Turn everything in the material from the line containing "tab-3[interactable]: 评估 xyxy=(133,86,174,103)" down through the line containing "graphics-area[interactable] xyxy=(192,104,828,667)" into a Markdown table with two columns, Row and Text, numbering each line and leaving out any blank lines.

** start Provided records **

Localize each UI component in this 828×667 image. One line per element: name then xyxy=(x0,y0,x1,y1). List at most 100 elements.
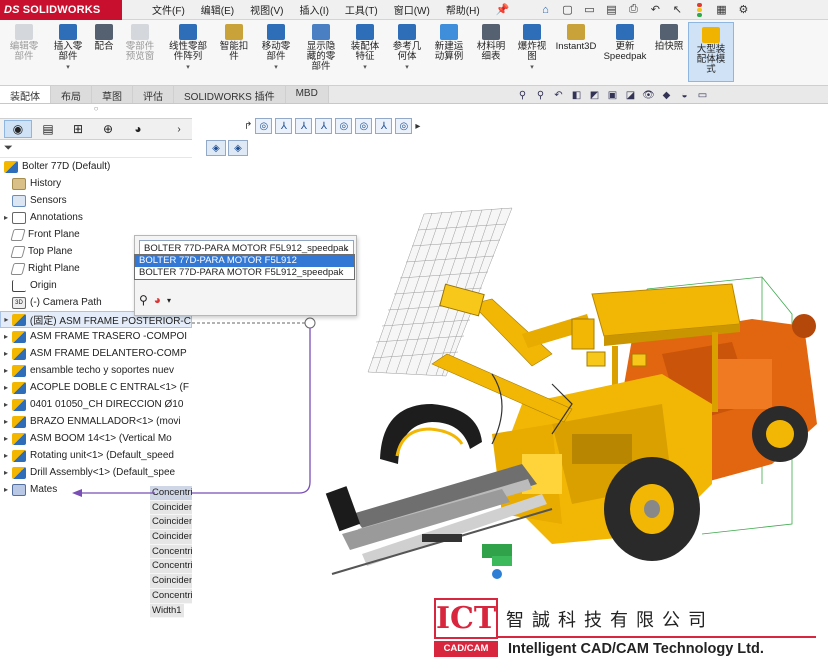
tab-3[interactable]: 评估 xyxy=(133,86,174,103)
ribbon-button-9[interactable]: 参考几 何体 ▾ xyxy=(386,20,428,73)
component-breadcrumb-icon[interactable]: ◈ xyxy=(228,140,248,156)
ribbon-button-16[interactable]: 大型装 配体模 式 xyxy=(688,22,734,82)
tree-filter[interactable]: ⏷ xyxy=(0,140,192,158)
angle-icon[interactable]: ⅄ xyxy=(295,118,313,134)
dropdown-arrow-icon[interactable]: ▾ xyxy=(405,63,409,73)
tree-item[interactable]: ▸ 0401 01050_CH DIRECCION Ø10 xyxy=(0,396,192,413)
tree-item[interactable]: Sensors xyxy=(0,192,192,209)
ribbon-button-8[interactable]: 装配体 特征 ▾ xyxy=(344,20,386,73)
section-view-icon[interactable]: ◧ xyxy=(570,90,583,102)
chevron-down-icon[interactable]: ▾ xyxy=(167,296,171,305)
display-manager-icon[interactable]: ◕ xyxy=(124,120,152,138)
feature-manager-tree-icon[interactable]: ◉ xyxy=(4,120,32,138)
view-orientation-icon[interactable]: ▣ xyxy=(606,90,619,102)
ribbon-button-10[interactable]: 新建运 动算例 xyxy=(428,20,470,62)
configuration-option[interactable]: BOLTER 77D-PARA MOTOR F5L912_speedpak xyxy=(135,267,354,279)
tree-item[interactable]: ▸ BRAZO ENMALLADOR<1> (movi xyxy=(0,413,192,430)
pin-menu-icon[interactable]: 📌 xyxy=(496,3,510,16)
tree-item[interactable]: ▸ ensamble techo y soportes nuev xyxy=(0,362,192,379)
expand-arrow-icon[interactable]: ▸ xyxy=(0,485,12,494)
graphics-area[interactable] xyxy=(192,104,828,667)
ribbon-button-11[interactable]: 材料明 细表 xyxy=(470,20,512,62)
dropdown-arrow-icon[interactable]: ▾ xyxy=(186,63,190,73)
dropdown-arrow-icon[interactable]: ▾ xyxy=(363,63,367,73)
ribbon-button-7[interactable]: 显示隐 藏的零 部件 xyxy=(298,20,344,72)
open-icon[interactable]: ▭ xyxy=(581,3,597,17)
tree-item[interactable]: ▸ ACOPLE DOBLE C ENTRAL<1> (F xyxy=(0,379,192,396)
bolter-assembly-model[interactable] xyxy=(192,104,828,667)
home-icon[interactable]: ⌂ xyxy=(537,3,553,17)
select-icon[interactable]: ↖ xyxy=(669,3,685,17)
zoom-to-fit-icon[interactable]: ⚲ xyxy=(516,90,529,102)
ribbon-button-15[interactable]: 拍快照 xyxy=(650,20,688,52)
tree-item[interactable]: History xyxy=(0,175,192,192)
tree-item[interactable]: ▸ Rotating unit<1> (Default_speed xyxy=(0,447,192,464)
menu-help[interactable]: 帮助(H) xyxy=(438,2,488,17)
view-settings-icon[interactable]: ▭ xyxy=(696,90,709,102)
rebuild-icon[interactable] xyxy=(691,2,707,17)
ribbon-button-1[interactable]: 插入零 部件 ▾ xyxy=(46,20,90,73)
zoom-area-icon[interactable]: ⚲ xyxy=(534,90,547,102)
display-style-icon[interactable]: ◪ xyxy=(624,90,637,102)
hud-expand-arrow-icon[interactable]: ↱ xyxy=(244,121,252,132)
assembly-breadcrumb-icon[interactable]: ◈ xyxy=(206,140,226,156)
mate-item[interactable]: Width1 xyxy=(150,603,184,619)
tree-item[interactable]: ▸ ASM FRAME TRASERO -COMPOI xyxy=(0,328,192,345)
expand-arrow-icon[interactable]: ▸ xyxy=(1,315,12,324)
print-icon[interactable]: ⎙ xyxy=(625,3,641,17)
expand-arrow-icon[interactable]: ▸ xyxy=(0,349,12,358)
angle-icon[interactable]: ⅄ xyxy=(275,118,293,134)
ribbon-button-4[interactable]: 线性零部 件阵列 ▾ xyxy=(162,20,214,73)
ribbon-button-12[interactable]: 爆炸视 图 ▾ xyxy=(512,20,552,73)
concentric-icon[interactable]: ◎ xyxy=(335,118,353,134)
dropdown-arrow-icon[interactable]: ▾ xyxy=(66,63,70,73)
ribbon-button-5[interactable]: 智能扣 件 xyxy=(214,20,254,62)
dimxpert-manager-icon[interactable]: ⊕ xyxy=(94,120,122,138)
expand-arrow-icon[interactable]: ▸ xyxy=(0,400,12,409)
menu-view[interactable]: 视图(V) xyxy=(242,2,291,17)
ribbon-button-3[interactable]: 零部件 预览窗 xyxy=(118,20,162,62)
angle-icon[interactable]: ⅄ xyxy=(315,118,333,134)
appearance-icon[interactable]: ◕ xyxy=(154,293,161,307)
tree-item[interactable]: ▸ Drill Assembly<1> (Default_spee xyxy=(0,464,192,481)
tab-4[interactable]: SOLIDWORKS 插件 xyxy=(174,86,286,103)
expand-arrow-icon[interactable]: ▸ xyxy=(0,451,12,460)
tree-item[interactable]: ▸ Annotations xyxy=(0,209,192,226)
file-properties-icon[interactable]: ▦ xyxy=(713,3,729,17)
property-manager-icon[interactable]: ▤ xyxy=(34,120,62,138)
expand-arrow-icon[interactable]: ▸ xyxy=(0,213,12,222)
configuration-manager-icon[interactable]: ⊞ xyxy=(64,120,92,138)
expand-arrow-icon[interactable]: ▸ xyxy=(0,366,12,375)
dropdown-arrow-icon[interactable]: ▾ xyxy=(530,63,534,73)
ribbon-button-14[interactable]: 更新 Speedpak xyxy=(600,20,650,62)
dynamic-annotation-icon[interactable]: ◩ xyxy=(588,90,601,102)
undo-icon[interactable]: ↶ xyxy=(647,3,663,17)
expand-arrow-icon[interactable]: ▸ xyxy=(0,434,12,443)
dropdown-arrow-icon[interactable]: ▾ xyxy=(274,63,278,73)
solidworks-logo[interactable]: DS SOLIDWORKS xyxy=(0,0,122,20)
options-gear-icon[interactable]: ⚙ xyxy=(735,3,751,17)
ribbon-button-13[interactable]: Instant3D xyxy=(552,20,600,52)
ribbon-button-6[interactable]: 移动零 部件 ▾ xyxy=(254,20,298,73)
configuration-option[interactable]: BOLTER 77D-PARA MOTOR F5L912 xyxy=(135,255,354,267)
menu-window[interactable]: 窗口(W) xyxy=(386,2,438,17)
concentric-icon[interactable]: ◎ xyxy=(255,118,273,134)
ribbon-button-2[interactable]: 配合 xyxy=(90,20,118,52)
save-icon[interactable]: ▤ xyxy=(603,3,619,17)
filter-icon[interactable]: ⏷ xyxy=(4,142,13,155)
tree-root[interactable]: Bolter 77D (Default) xyxy=(0,158,192,175)
tab-2[interactable]: 草图 xyxy=(92,86,133,103)
menu-file[interactable]: 文件(F) xyxy=(144,2,193,17)
concentric-icon[interactable]: ◎ xyxy=(395,118,413,134)
angle-icon[interactable]: ⅄ xyxy=(375,118,393,134)
expand-arrow-icon[interactable]: ▸ xyxy=(0,417,12,426)
zoom-icon[interactable]: ⚲ xyxy=(139,293,148,307)
hide-show-icon[interactable]: 👁 xyxy=(642,90,655,102)
menu-tools[interactable]: 工具(T) xyxy=(337,2,386,17)
ribbon-button-0[interactable]: 编辑零 部件 xyxy=(2,20,46,62)
tree-item[interactable]: ▸ ASM BOOM 14<1> (Vertical Mo xyxy=(0,430,192,447)
edit-appearance-icon[interactable]: ◆ xyxy=(660,90,673,102)
apply-scene-icon[interactable]: ◒ xyxy=(678,90,691,102)
tab-1[interactable]: 布局 xyxy=(51,86,92,103)
panel-splitter[interactable]: ○ xyxy=(0,104,192,118)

** end Provided records **

__Exercise result__.
| Row | Text |
|---|---|
| 1 | tab-3[interactable]: 评估 xyxy=(133,86,174,103) |
| 2 | ribbon-button-9[interactable]: 参考几 何体 ▾ xyxy=(386,20,428,73) |
| 3 | component-breadcrumb-icon[interactable]: ◈ xyxy=(228,140,248,156) |
| 4 | ribbon-button-16[interactable]: 大型装 配体模 式 xyxy=(688,22,734,82) |
| 5 | tree-filter[interactable]: ⏷ xyxy=(0,140,192,158) |
| 6 | angle-icon[interactable]: ⅄ xyxy=(295,118,313,134) |
| 7 | dropdown-arrow-icon[interactable]: ▾ xyxy=(405,63,409,73) |
| 8 | tree-item[interactable]: ▸ 0401 01050_CH DIRECCION Ø10 xyxy=(0,396,192,413) |
| 9 | tree-item[interactable]: Sensors xyxy=(0,192,192,209) |
| 10 | ribbon-button-8[interactable]: 装配体 特征 ▾ xyxy=(344,20,386,73) |
| 11 | section-view-icon[interactable]: ◧ xyxy=(570,90,583,102) |
| 12 | chevron-down-icon[interactable]: ▾ xyxy=(167,296,171,305) |
| 13 | display-manager-icon[interactable]: ◕ xyxy=(124,120,152,138) |
| 14 | feature-manager-tree-icon[interactable]: ◉ xyxy=(4,120,32,138) |
| 15 | view-orientation-icon[interactable]: ▣ xyxy=(606,90,619,102) |
| 16 | ribbon-button-10[interactable]: 新建运 动算例 xyxy=(428,20,470,62) |
| 17 | configuration-option[interactable]: BOLTER 77D-PARA MOTOR F5L912_speedpak xyxy=(135,267,354,279) |
| 18 | tree-item[interactable]: ▸ BRAZO ENMALLADOR<1> (movi xyxy=(0,413,192,430) |
| 19 | pin-menu-icon[interactable]: 📌 xyxy=(496,3,510,16) |
| 20 | tree-item[interactable]: ▸ ensamble techo y soportes nuev xyxy=(0,362,192,379) |
| 21 | expand-arrow-icon[interactable]: ▸ xyxy=(0,485,12,494) |
| 22 | graphics-area[interactable] xyxy=(192,104,828,667) |